# REQUIREMENTS:
Extract every line of the material below and reproduce it faithfully.

::: TASK DATA :::

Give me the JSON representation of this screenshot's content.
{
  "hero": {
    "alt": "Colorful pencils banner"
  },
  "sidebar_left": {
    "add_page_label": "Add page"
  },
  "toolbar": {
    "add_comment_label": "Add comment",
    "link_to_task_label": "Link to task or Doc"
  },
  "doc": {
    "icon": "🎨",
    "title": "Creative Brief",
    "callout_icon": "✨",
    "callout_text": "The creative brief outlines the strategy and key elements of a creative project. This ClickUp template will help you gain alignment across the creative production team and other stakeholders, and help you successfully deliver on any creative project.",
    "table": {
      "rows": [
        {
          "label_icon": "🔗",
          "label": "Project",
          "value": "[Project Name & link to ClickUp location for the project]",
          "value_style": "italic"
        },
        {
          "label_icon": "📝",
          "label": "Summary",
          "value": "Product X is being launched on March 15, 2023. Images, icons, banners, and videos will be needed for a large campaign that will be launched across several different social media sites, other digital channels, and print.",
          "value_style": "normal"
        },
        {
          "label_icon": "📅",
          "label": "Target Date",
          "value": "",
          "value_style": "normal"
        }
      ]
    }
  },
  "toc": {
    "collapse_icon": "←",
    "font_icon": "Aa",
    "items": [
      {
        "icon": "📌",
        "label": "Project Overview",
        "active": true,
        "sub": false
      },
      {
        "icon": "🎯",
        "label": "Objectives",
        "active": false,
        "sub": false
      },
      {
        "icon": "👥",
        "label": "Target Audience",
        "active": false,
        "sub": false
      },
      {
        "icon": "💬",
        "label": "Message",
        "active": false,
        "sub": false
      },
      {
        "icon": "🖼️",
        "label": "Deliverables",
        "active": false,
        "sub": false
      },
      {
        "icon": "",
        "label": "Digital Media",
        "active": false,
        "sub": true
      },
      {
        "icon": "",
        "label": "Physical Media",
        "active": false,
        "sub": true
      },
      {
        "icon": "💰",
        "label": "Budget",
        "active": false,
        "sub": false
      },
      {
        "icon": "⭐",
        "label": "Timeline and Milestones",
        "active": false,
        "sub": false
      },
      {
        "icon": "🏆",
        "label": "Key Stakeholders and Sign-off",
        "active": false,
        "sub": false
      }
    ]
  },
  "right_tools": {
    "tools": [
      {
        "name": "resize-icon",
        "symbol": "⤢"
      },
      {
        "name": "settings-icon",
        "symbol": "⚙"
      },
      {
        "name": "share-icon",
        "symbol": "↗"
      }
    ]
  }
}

:::

# EXERCISE ANSWER:
Give me the JSON representation of this screenshot's content.
{
  "hero": {
    "alt": "Colorful pencils banner"
  },
  "sidebar_left": {
    "add_page_label": "Add page"
  },
  "toolbar": {
    "add_comment_label": "Add comment",
    "link_to_task_label": "Link to task or Doc"
  },
  "doc": {
    "icon": "🎨",
    "title": "Creative Brief",
    "callout_icon": "✨",
    "callout_text": "The creative brief outlines the strategy and key elements of a creative project. This ClickUp template will help you gain alignment across the creative production team and other stakeholders, and help you successfully deliver on any creative project.",
    "table": {
      "rows": [
        {
          "label_icon": "🔗",
          "label": "Project",
          "value": "[Project Name & link to ClickUp location for the project]",
          "value_style": "italic"
        },
        {
          "label_icon": "📝",
          "label": "Summary",
          "value": "Product X is being launched on March 15, 2023. Images, icons, banners, and videos will be needed for a large campaign that will be launched across several different social media sites, other digital channels, and print.",
          "value_style": "normal"
        },
        {
          "label_icon": "📅",
          "label": "Target Date",
          "value": "",
          "value_style": "normal"
        }
      ]
    }
  },
  "toc": {
    "collapse_icon": "←",
    "font_icon": "Aa",
    "items": [
      {
        "icon": "📌",
        "label": "Project Overview",
        "active": true,
        "sub": false
      },
      {
        "icon": "🎯",
        "label": "Objectives",
        "active": false,
        "sub": false
      },
      {
        "icon": "👥",
        "label": "Target Audience",
        "active": false,
        "sub": false
      },
      {
        "icon": "💬",
        "label": "Message",
        "active": false,
        "sub": false
      },
      {
        "icon": "🖼️",
        "label": "Deliverables",
        "active": false,
        "sub": false
      },
      {
        "icon": "",
        "label": "Digital Media",
        "active": false,
        "sub": true
      },
      {
        "icon": "",
        "label": "Physical Media",
        "active": false,
        "sub": true
      },
      {
        "icon": "💰",
        "label": "Budget",
        "active": false,
        "sub": false
      },
      {
        "icon": "⭐",
        "label": "Timeline and Milestones",
        "active": false,
        "sub": false
      },
      {
        "icon": "🏆",
        "label": "Key Stakeholders and Sign-off",
        "active": false,
        "sub": false
      }
    ]
  },
  "right_tools": {
    "tools": [
      {
        "name": "resize-icon",
        "symbol": "⤢"
      },
      {
        "name": "settings-icon",
        "symbol": "⚙"
      },
      {
        "name": "share-icon",
        "symbol": "↗"
      }
    ]
  }
}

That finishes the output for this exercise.